::: Records supplied

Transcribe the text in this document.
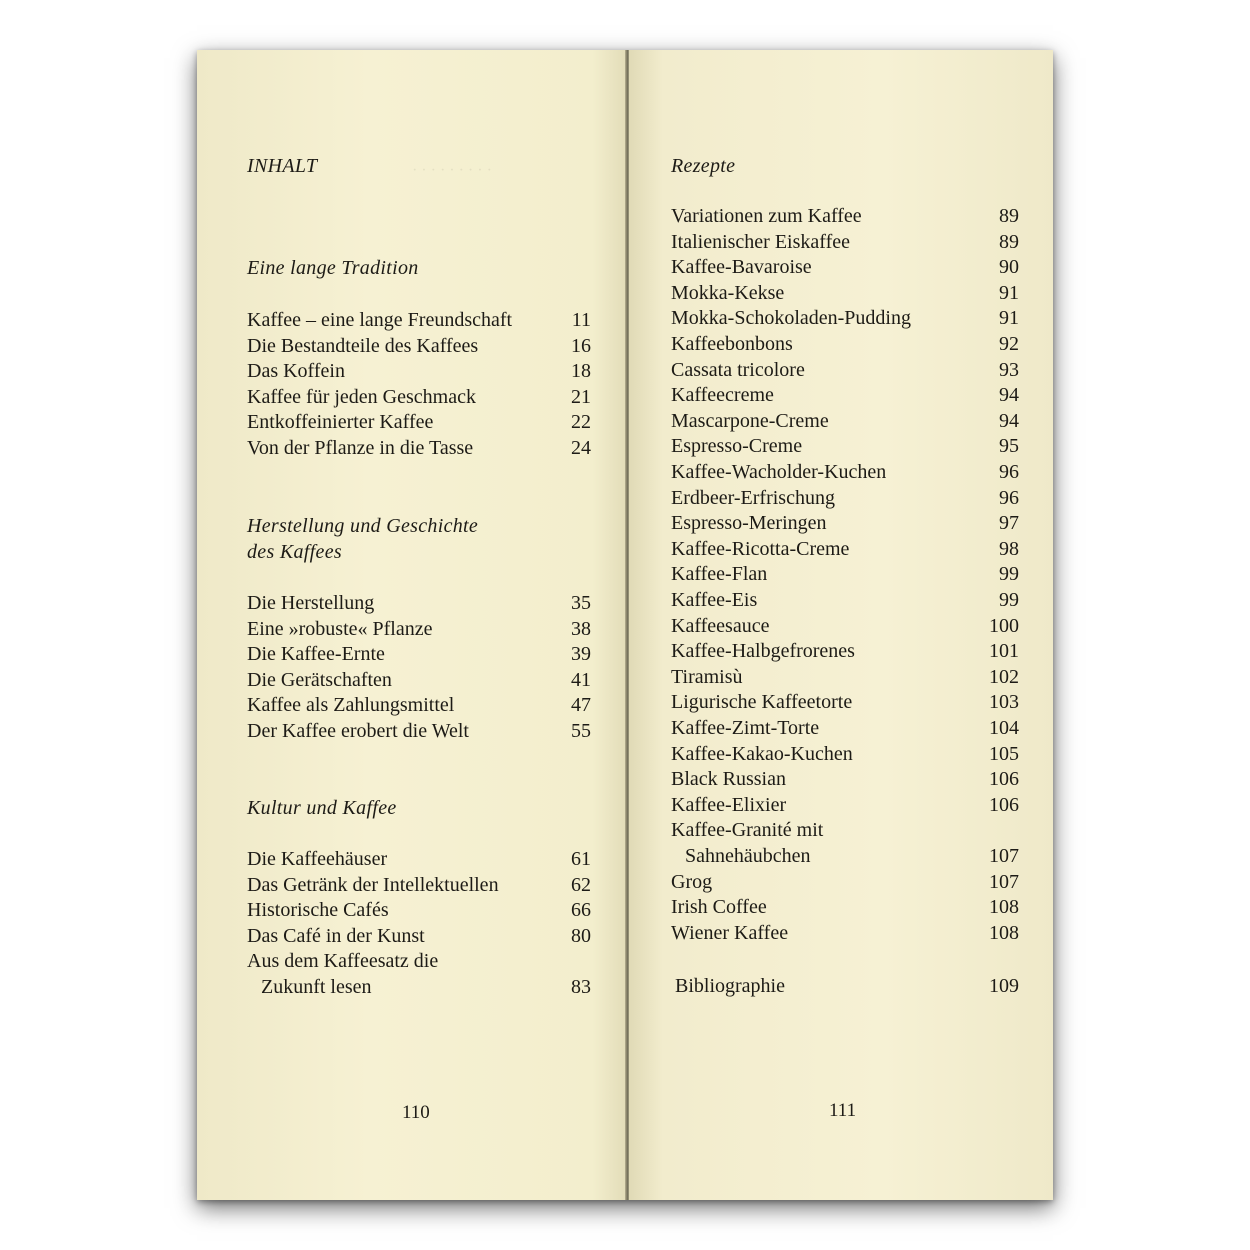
· · · · · · · · ·
INHALT
Eine lange Tradition
Kaffee – eine lange Freundschaft	11
Die Bestandteile des Kaffees	16
Das Koffein	18
Kaffee für jeden Geschmack	21
Entkoffeinierter Kaffee	22
Von der Pflanze in die Tasse	24
Herstellung und Geschichte
des Kaffees
Die Herstellung	35
Eine »robuste« Pflanze	38
Die Kaffee-Ernte	39
Die Gerätschaften	41
Kaffee als Zahlungsmittel	47
Der Kaffee erobert die Welt	55
Kultur und Kaffee
Die Kaffeehäuser	61
Das Getränk der Intellektuellen	62
Historische Cafés	66
Das Café in der Kunst	80
Aus dem Kaffeesatz die
Zukunft lesen	83
110
Rezepte
Variationen zum Kaffee	89
Italienischer Eiskaffee	89
Kaffee-Bavaroise	90
Mokka-Kekse	91
Mokka-Schokoladen-Pudding	91
Kaffeebonbons	92
Cassata tricolore	93
Kaffeecreme	94
Mascarpone-Creme	94
Espresso-Creme	95
Kaffee-Wacholder-Kuchen	96
Erdbeer-Erfrischung	96
Espresso-Meringen	97
Kaffee-Ricotta-Creme	98
Kaffee-Flan	99
Kaffee-Eis	99
Kaffeesauce	100
Kaffee-Halbgefrorenes	101
Tiramisù	102
Ligurische Kaffeetorte	103
Kaffee-Zimt-Torte	104
Kaffee-Kakao-Kuchen	105
Black Russian	106
Kaffee-Elixier	106
Kaffee-Granité mit
Sahnehäubchen	107
Grog	107
Irish Coffee	108
Wiener Kaffee	108
Bibliographie	109
111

::::::

Exercise instructions:
What is needed is an exact reproduction of the data, pictures excluded.

Exercise response:
Transcribe the text in this document.
· · · · · · · · ·
INHALT
Eine lange Tradition
Kaffee – eine lange Freundschaft	11
Die Bestandteile des Kaffees	16
Das Koffein	18
Kaffee für jeden Geschmack	21
Entkoffeinierter Kaffee	22
Von der Pflanze in die Tasse	24
Herstellung und Geschichte
des Kaffees
Die Herstellung	35
Eine »robuste« Pflanze	38
Die Kaffee-Ernte	39
Die Gerätschaften	41
Kaffee als Zahlungsmittel	47
Der Kaffee erobert die Welt	55
Kultur und Kaffee
Die Kaffeehäuser	61
Das Getränk der Intellektuellen	62
Historische Cafés	66
Das Café in der Kunst	80
Aus dem Kaffeesatz die
Zukunft lesen	83
110
Rezepte
Variationen zum Kaffee	89
Italienischer Eiskaffee	89
Kaffee-Bavaroise	90
Mokka-Kekse	91
Mokka-Schokoladen-Pudding	91
Kaffeebonbons	92
Cassata tricolore	93
Kaffeecreme	94
Mascarpone-Creme	94
Espresso-Creme	95
Kaffee-Wacholder-Kuchen	96
Erdbeer-Erfrischung	96
Espresso-Meringen	97
Kaffee-Ricotta-Creme	98
Kaffee-Flan	99
Kaffee-Eis	99
Kaffeesauce	100
Kaffee-Halbgefrorenes	101
Tiramisù	102
Ligurische Kaffeetorte	103
Kaffee-Zimt-Torte	104
Kaffee-Kakao-Kuchen	105
Black Russian	106
Kaffee-Elixier	106
Kaffee-Granité mit
Sahnehäubchen	107
Grog	107
Irish Coffee	108
Wiener Kaffee	108
Bibliographie	109
111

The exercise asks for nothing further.